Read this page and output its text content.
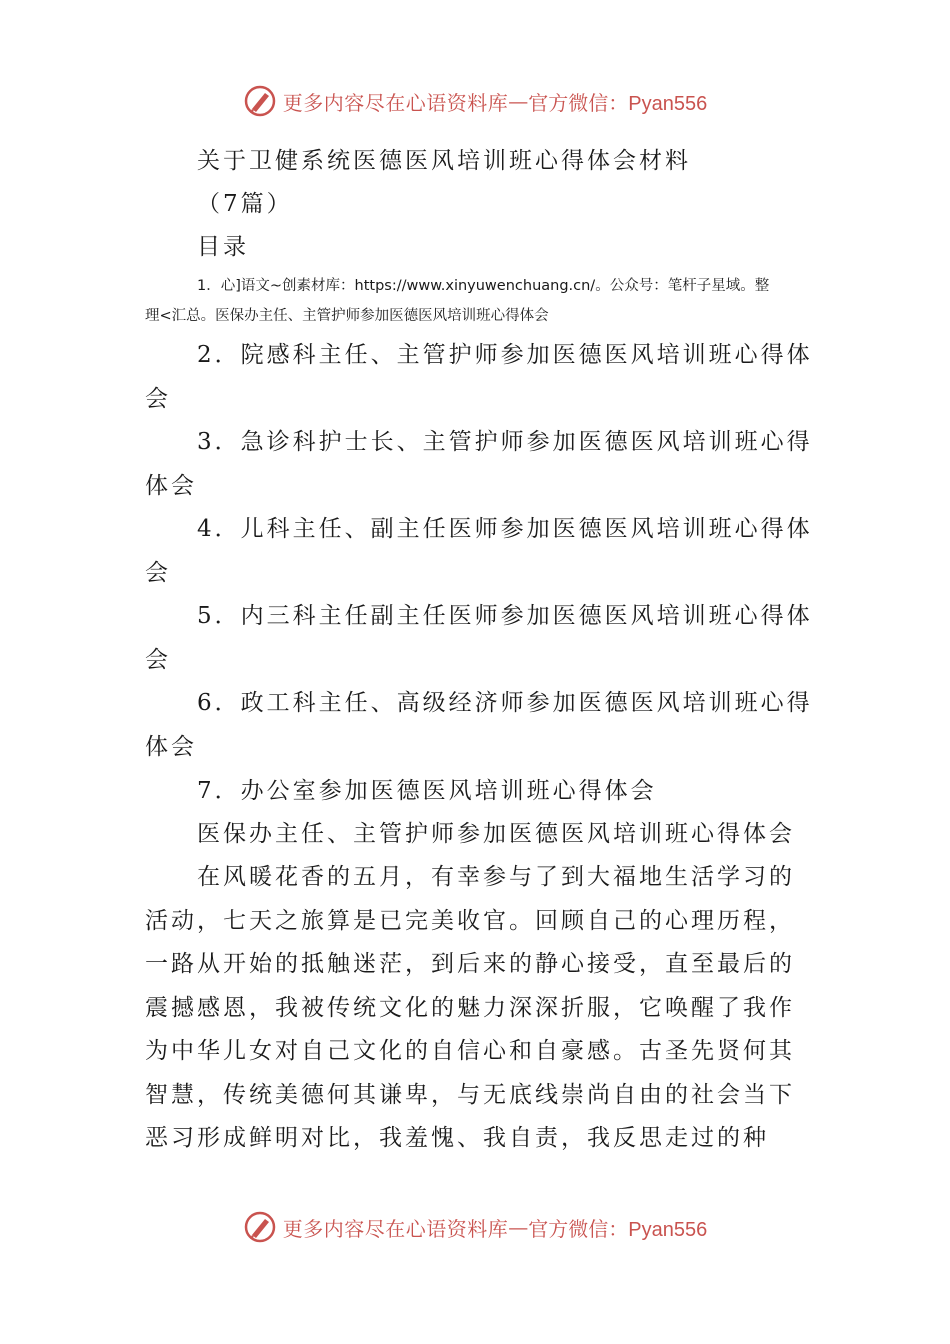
更多内容尽在心语资料库 — 官方微信：Pyan556
关于卫健系统医德医风培训班心得体会材料
（7篇）
目录
1．心]语文~创素材库：https://www.xinyuwenchuang.cn/。公众号：笔杆子星域。整
理<汇总。医保办主任、主管护师参加医德医风培训班心得体会
2．院感科主任、主管护师参加医德医风培训班心得体
会
3．急诊科护士长、主管护师参加医德医风培训班心得
体会
4．儿科主任、副主任医师参加医德医风培训班心得体
会
5．内三科主任副主任医师参加医德医风培训班心得体
会
6．政工科主任、高级经济师参加医德医风培训班心得
体会
7．办公室参加医德医风培训班心得体会
医保办主任、主管护师参加医德医风培训班心得体会
在风暖花香的五月，有幸参与了到大福地生活学习的
活动，七天之旅算是已完美收官。回顾自己的心理历程，
一路从开始的抵触迷茫，到后来的静心接受，直至最后的
震撼感恩，我被传统文化的魅力深深折服，它唤醒了我作
为中华儿女对自己文化的自信心和自豪感。古圣先贤何其
智慧，传统美德何其谦卑，与无底线崇尚自由的社会当下
恶习形成鲜明对比，我羞愧、我自责，我反思走过的种
更多内容尽在心语资料库 — 官方微信：Pyan556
------------
EXERCISE DETAILS
All records should be output exactly, with the pictures left out.

RESULT BELOW
Read this page and output its text content.
更多内容尽在心语资料库 — 官方微信：Pyan556
关于卫健系统医德医风培训班心得体会材料
（7篇）
目录
1．心]语文~创素材库：https://www.xinyuwenchuang.cn/。公众号：笔杆子星域。整
理<汇总。医保办主任、主管护师参加医德医风培训班心得体会
2．院感科主任、主管护师参加医德医风培训班心得体
会
3．急诊科护士长、主管护师参加医德医风培训班心得
体会
4．儿科主任、副主任医师参加医德医风培训班心得体
会
5．内三科主任副主任医师参加医德医风培训班心得体
会
6．政工科主任、高级经济师参加医德医风培训班心得
体会
7．办公室参加医德医风培训班心得体会
医保办主任、主管护师参加医德医风培训班心得体会
在风暖花香的五月，有幸参与了到大福地生活学习的
活动，七天之旅算是已完美收官。回顾自己的心理历程，
一路从开始的抵触迷茫，到后来的静心接受，直至最后的
震撼感恩，我被传统文化的魅力深深折服，它唤醒了我作
为中华儿女对自己文化的自信心和自豪感。古圣先贤何其
智慧，传统美德何其谦卑，与无底线崇尚自由的社会当下
恶习形成鲜明对比，我羞愧、我自责，我反思走过的种
更多内容尽在心语资料库 — 官方微信：Pyan556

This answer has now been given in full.